Goal –
Exactly retype the lines below from the one containing "Transcribe the text in this document." through the end of the listing. Leave pictures out.

......

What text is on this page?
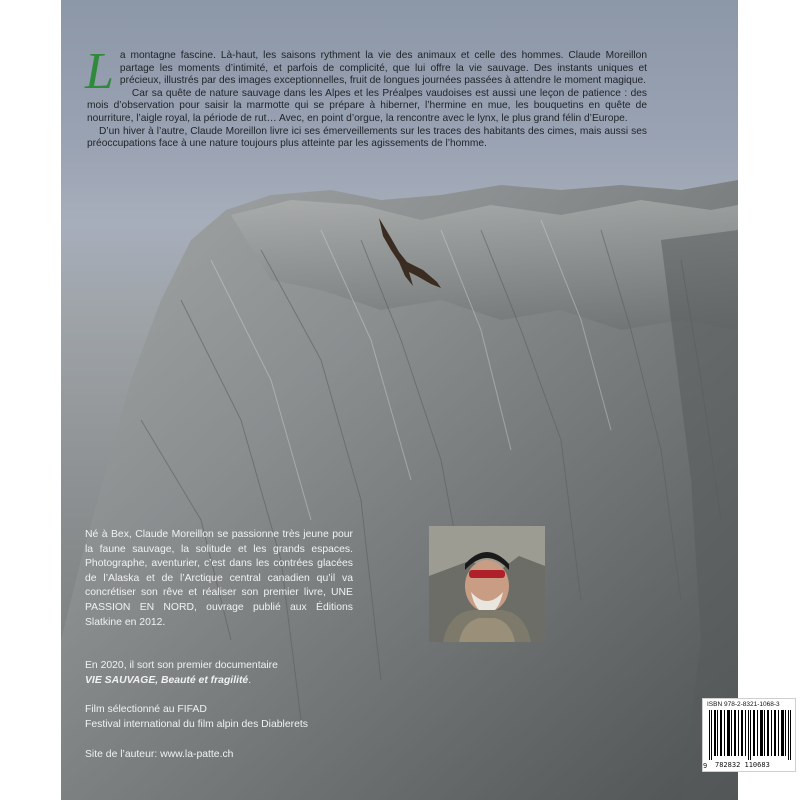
ISBN 978-2-8321-1068-3
9 782832 110683

La montagne fascine. Là-haut, les saisons rythment la vie des animaux et celle des hommes. Claude Moreillon partage les moments d’intimité, et parfois de complicité, que lui offre la vie sauvage. Des instants uniques et précieux, illustrés par des images exceptionnelles, fruit de longues journées passées à attendre le moment magique.

Car sa quête de nature sauvage dans les Alpes et les Préalpes vaudoises est aussi une leçon de patience : des mois d’observation pour saisir la marmotte qui se prépare à hiberner, l’hermine en mue, les bouquetins en quête de nourriture, l’aigle royal, la période de rut… Avec, en point d’orgue, la rencontre avec le lynx, le plus grand félin d’Europe.

D’un hiver à l’autre, Claude Moreillon livre ici ses émerveillements sur les traces des habitants des cimes, mais aussi ses préoccupations face à une nature toujours plus atteinte par les agissements de l’homme.

Né à Bex, Claude Moreillon se passionne très jeune pour la faune sauvage, la solitude et les grands espaces. Photographe, aventurier, c’est dans les contrées glacées de l’Alaska et de l’Arctique central canadien qu’il va concrétiser son rêve et réaliser son premier livre, UNE PASSION EN NORD, ouvrage publié aux Éditions Slatkine en 2012.

En 2020, il sort son premier documentaire
VIE SAUVAGE, Beauté et fragilité.
Film sélectionné au FIFAD
Festival international du film alpin des Diablerets
Site de l’auteur: www.la-patte.ch
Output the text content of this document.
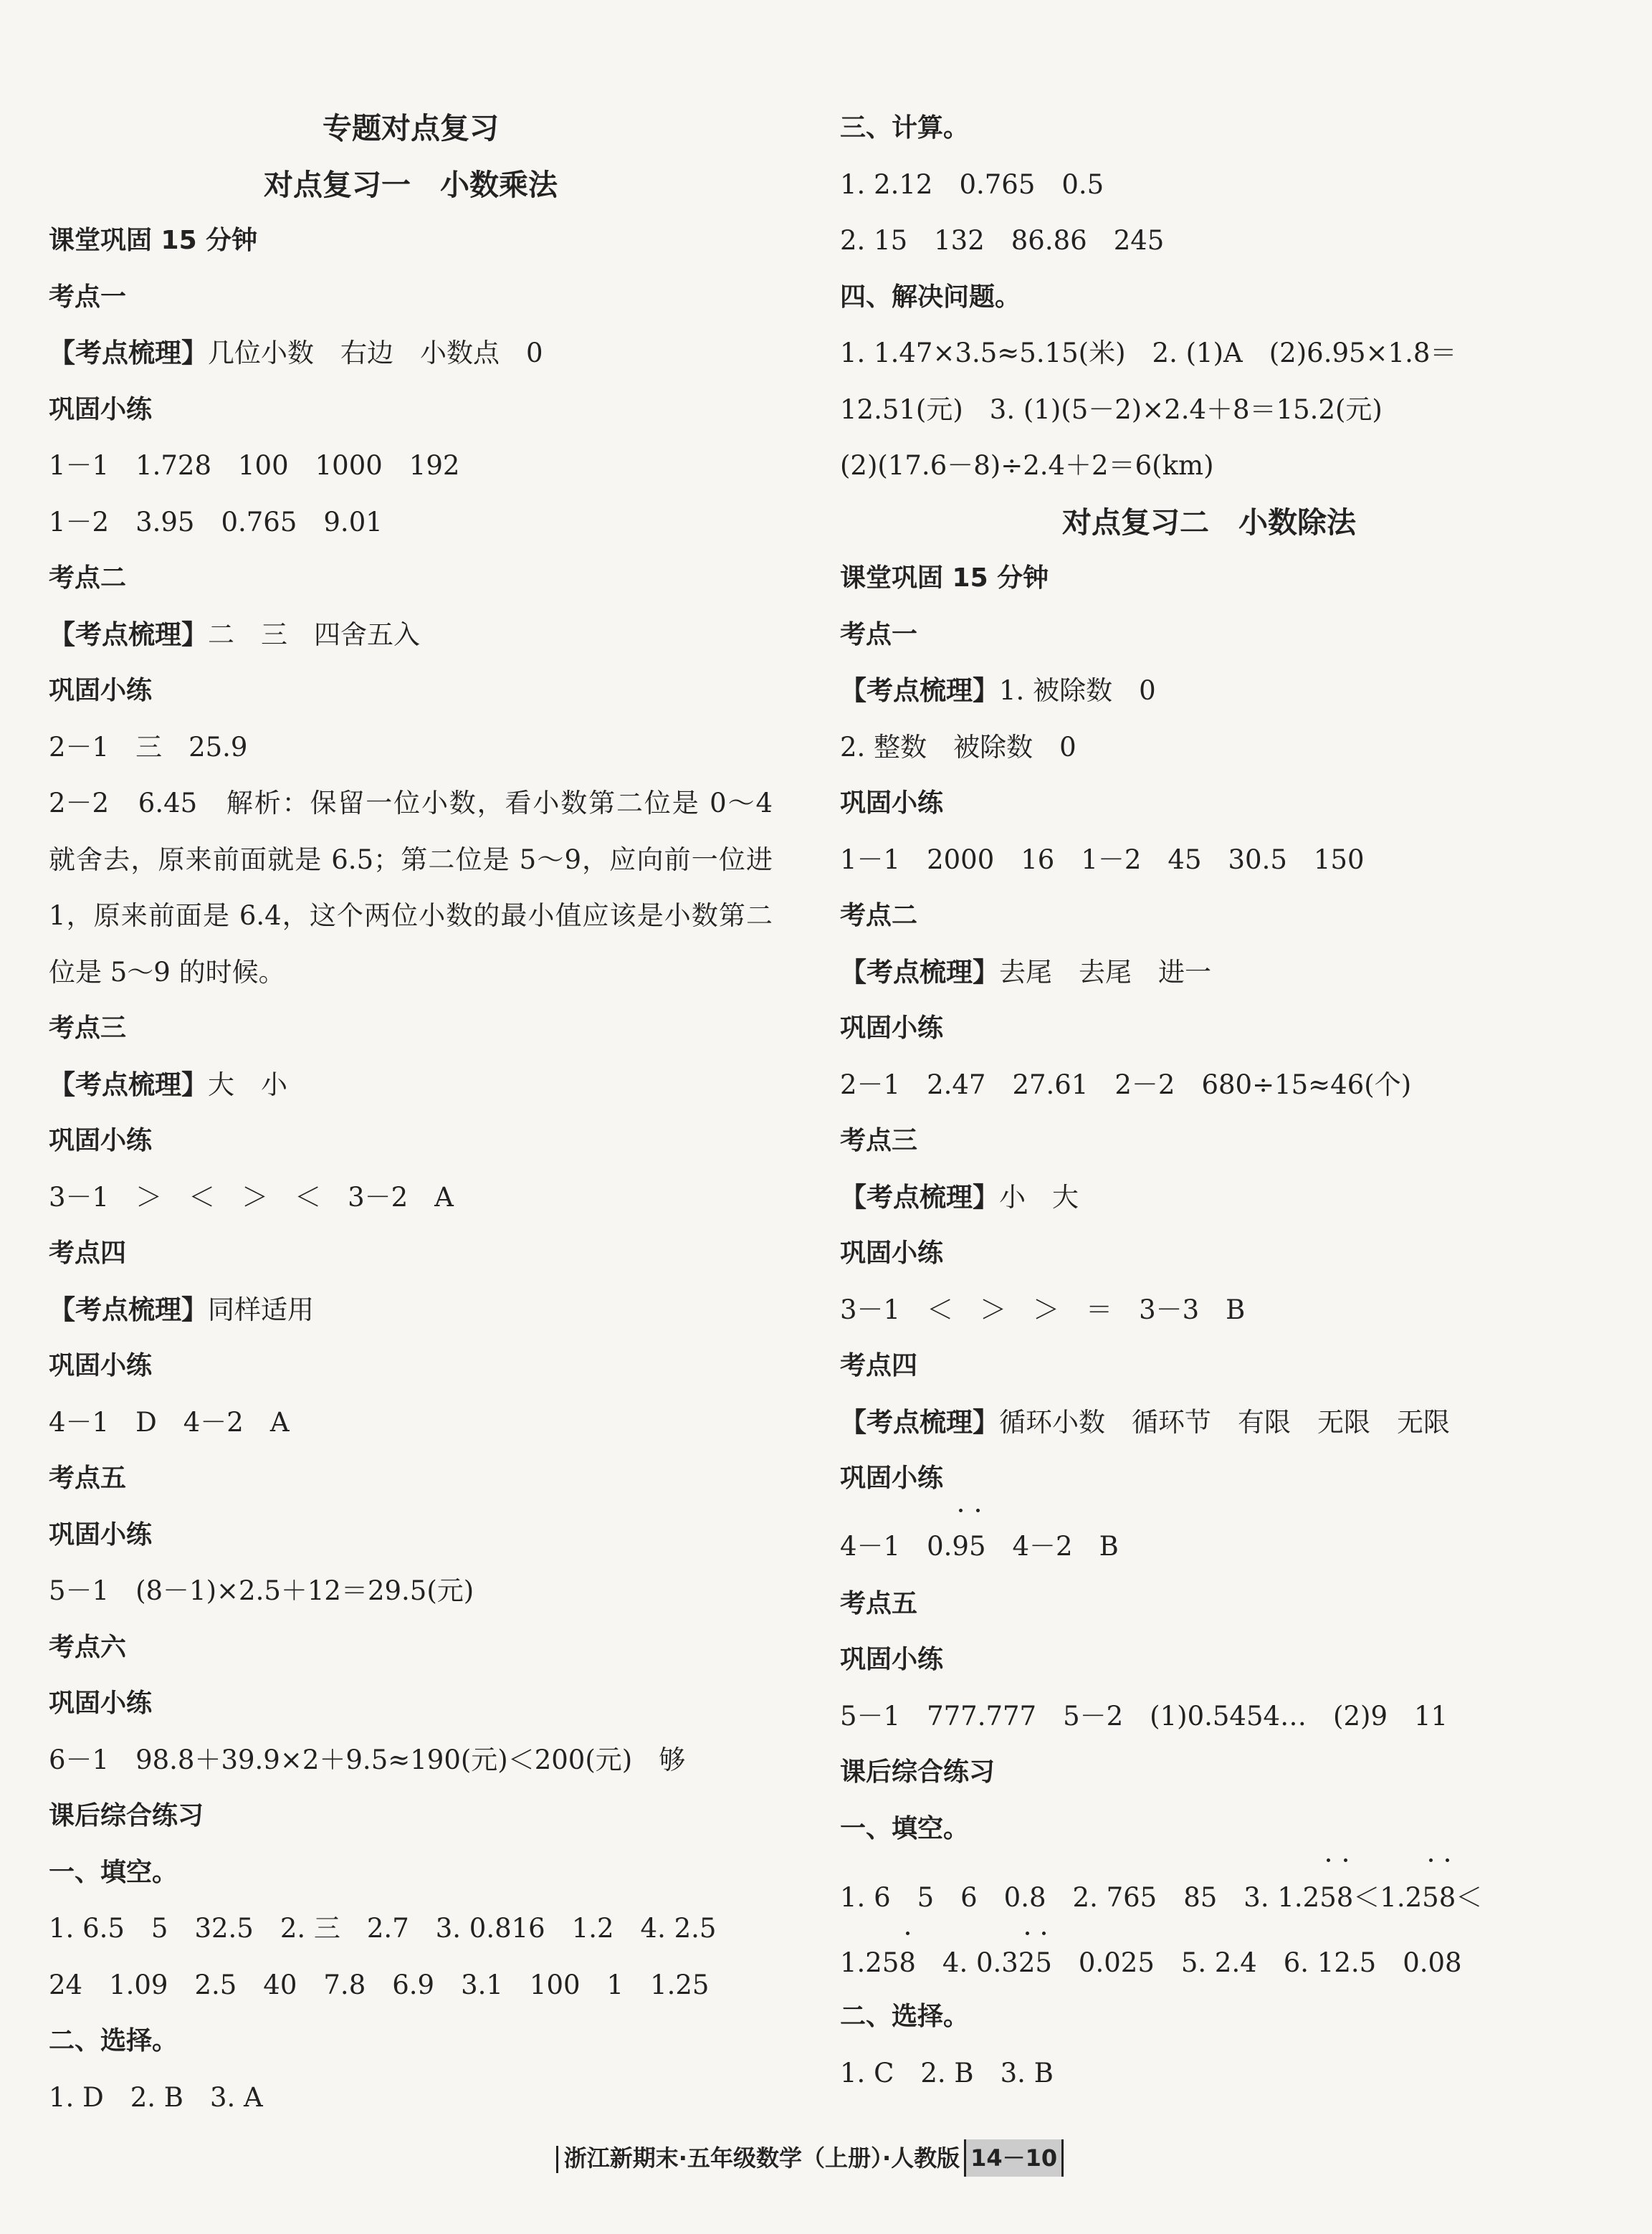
专题对点复习
对点复习一　小数乘法
课堂巩固 15 分钟
考点一
【考点梳理】几位小数　右边　小数点　0
巩固小练
1－1　1.728　100　1000　192
1－2　3.95　0.765　9.01
考点二
【考点梳理】二　三　四舍五入
巩固小练
2－1　三　25.9
2－2　6.45　解析：保留一位小数，看小数第二位是 0～4 就舍去，原来前面就是 6.5；第二位是 5～9，应向前一位进 1，原来前面是 6.4，这个两位小数的最小值应该是小数第二位是 5～9 的时候。
考点三
【考点梳理】大　小
巩固小练
3－1　＞　＜　＞　＜　3－2　A
考点四
【考点梳理】同样适用
巩固小练
4－1　D　4－2　A
考点五
巩固小练
5－1　(8－1)×2.5＋12＝29.5(元)
考点六
巩固小练
6－1　98.8＋39.9×2＋9.5≈190(元)＜200(元)　够
课后综合练习
一、填空。
1. 6.5　5　32.5　2. 三　2.7　3. 0.816　1.2　4. 2.5
24　1.09　2.5　40　7.8　6.9　3.1　100　1　1.25
二、选择。
1. D　2. B　3. A
三、计算。
1. 2.12　0.765　0.5
2. 15　132　86.86　245
四、解决问题。
1. 1.47×3.5≈5.15(米)　2. (1)A　(2)6.95×1.8＝
12.51(元)　3. (1)(5－2)×2.4＋8＝15.2(元)
(2)(17.6－8)÷2.4＋2＝6(km)
对点复习二　小数除法
课堂巩固 15 分钟
考点一
【考点梳理】1. 被除数　0
2. 整数　被除数　0
巩固小练
1－1　2000　16　1－2　45　30.5　150
考点二
【考点梳理】去尾　去尾　进一
巩固小练
2－1　2.47　27.61　2－2　680÷15≈46(个)
考点三
【考点梳理】小　大
巩固小练
3－1　＜　＞　＞　＝　3－3　B
考点四
【考点梳理】循环小数　循环节　有限　无限　无限
巩固小练
4－1　0.95　4－2　B
考点五
巩固小练
5－1　777.777　5－2　(1)0.5454…　(2)9　11
课后综合练习
一、填空。
1. 6　5　6　0.8　2. 765　85　3. 1.258＜1.258＜
1.258　4. 0.325　0.025　5. 2.4　6. 12.5　0.08
二、选择。
1. C　2. B　3. B
浙江新期末·五年级数学（上册）·人教版 14－10
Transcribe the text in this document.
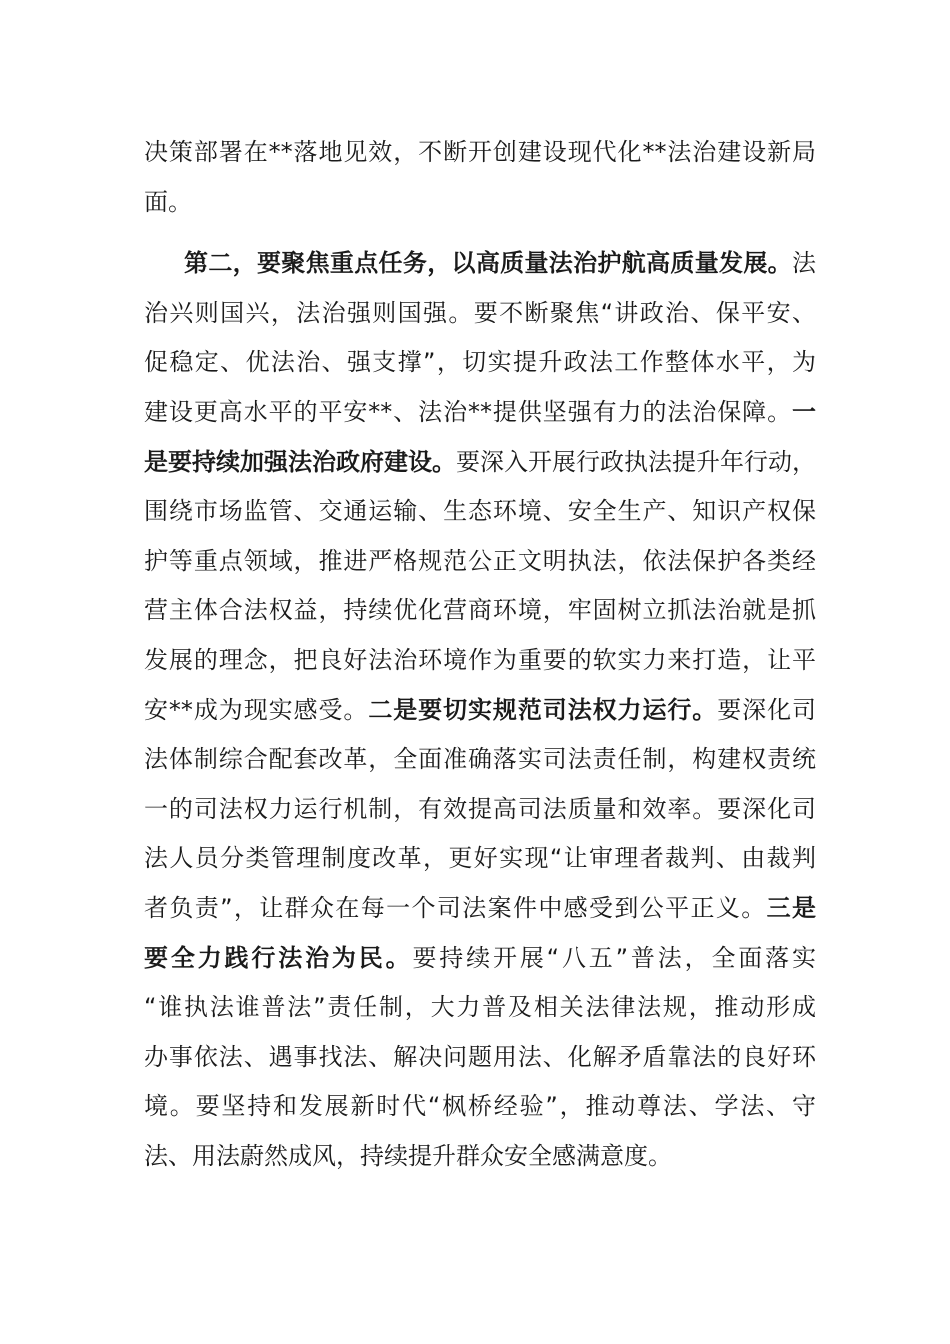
决策部署在**落地见效，不断开创建设现代化**法治建设新局
面。
第二，要聚焦重点任务，以高质量法治护航高质量发展。法
治兴则国兴，法治强则国强。要不断聚焦“讲政治、保平安、
促稳定、优法治、强支撑”，切实提升政法工作整体水平，为
建设更高水平的平安**、法治**提供坚强有力的法治保障。一
是要持续加强法治政府建设。要深入开展行政执法提升年行动，
围绕市场监管、交通运输、生态环境、安全生产、知识产权保
护等重点领域，推进严格规范公正文明执法，依法保护各类经
营主体合法权益，持续优化营商环境，牢固树立抓法治就是抓
发展的理念，把良好法治环境作为重要的软实力来打造，让平
安**成为现实感受。二是要切实规范司法权力运行。要深化司
法体制综合配套改革，全面准确落实司法责任制，构建权责统
一的司法权力运行机制，有效提高司法质量和效率。要深化司
法人员分类管理制度改革，更好实现“让审理者裁判、由裁判
者负责”，让群众在每一个司法案件中感受到公平正义。三是
要全力践行法治为民。要持续开展“八五”普法，全面落实
“谁执法谁普法”责任制，大力普及相关法律法规，推动形成
办事依法、遇事找法、解决问题用法、化解矛盾靠法的良好环
境。要坚持和发展新时代“枫桥经验”，推动尊法、学法、守
法、用法蔚然成风，持续提升群众安全感满意度。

......

Written answer –
Transcribe the text in this document.
决策部署在**落地见效，不断开创建设现代化**法治建设新局
面。
第二，要聚焦重点任务，以高质量法治护航高质量发展。法
治兴则国兴，法治强则国强。要不断聚焦“讲政治、保平安、
促稳定、优法治、强支撑”，切实提升政法工作整体水平，为
建设更高水平的平安**、法治**提供坚强有力的法治保障。一
是要持续加强法治政府建设。要深入开展行政执法提升年行动，
围绕市场监管、交通运输、生态环境、安全生产、知识产权保
护等重点领域，推进严格规范公正文明执法，依法保护各类经
营主体合法权益，持续优化营商环境，牢固树立抓法治就是抓
发展的理念，把良好法治环境作为重要的软实力来打造，让平
安**成为现实感受。二是要切实规范司法权力运行。要深化司
法体制综合配套改革，全面准确落实司法责任制，构建权责统
一的司法权力运行机制，有效提高司法质量和效率。要深化司
法人员分类管理制度改革，更好实现“让审理者裁判、由裁判
者负责”，让群众在每一个司法案件中感受到公平正义。三是
要全力践行法治为民。要持续开展“八五”普法，全面落实
“谁执法谁普法”责任制，大力普及相关法律法规，推动形成
办事依法、遇事找法、解决问题用法、化解矛盾靠法的良好环
境。要坚持和发展新时代“枫桥经验”，推动尊法、学法、守
法、用法蔚然成风，持续提升群众安全感满意度。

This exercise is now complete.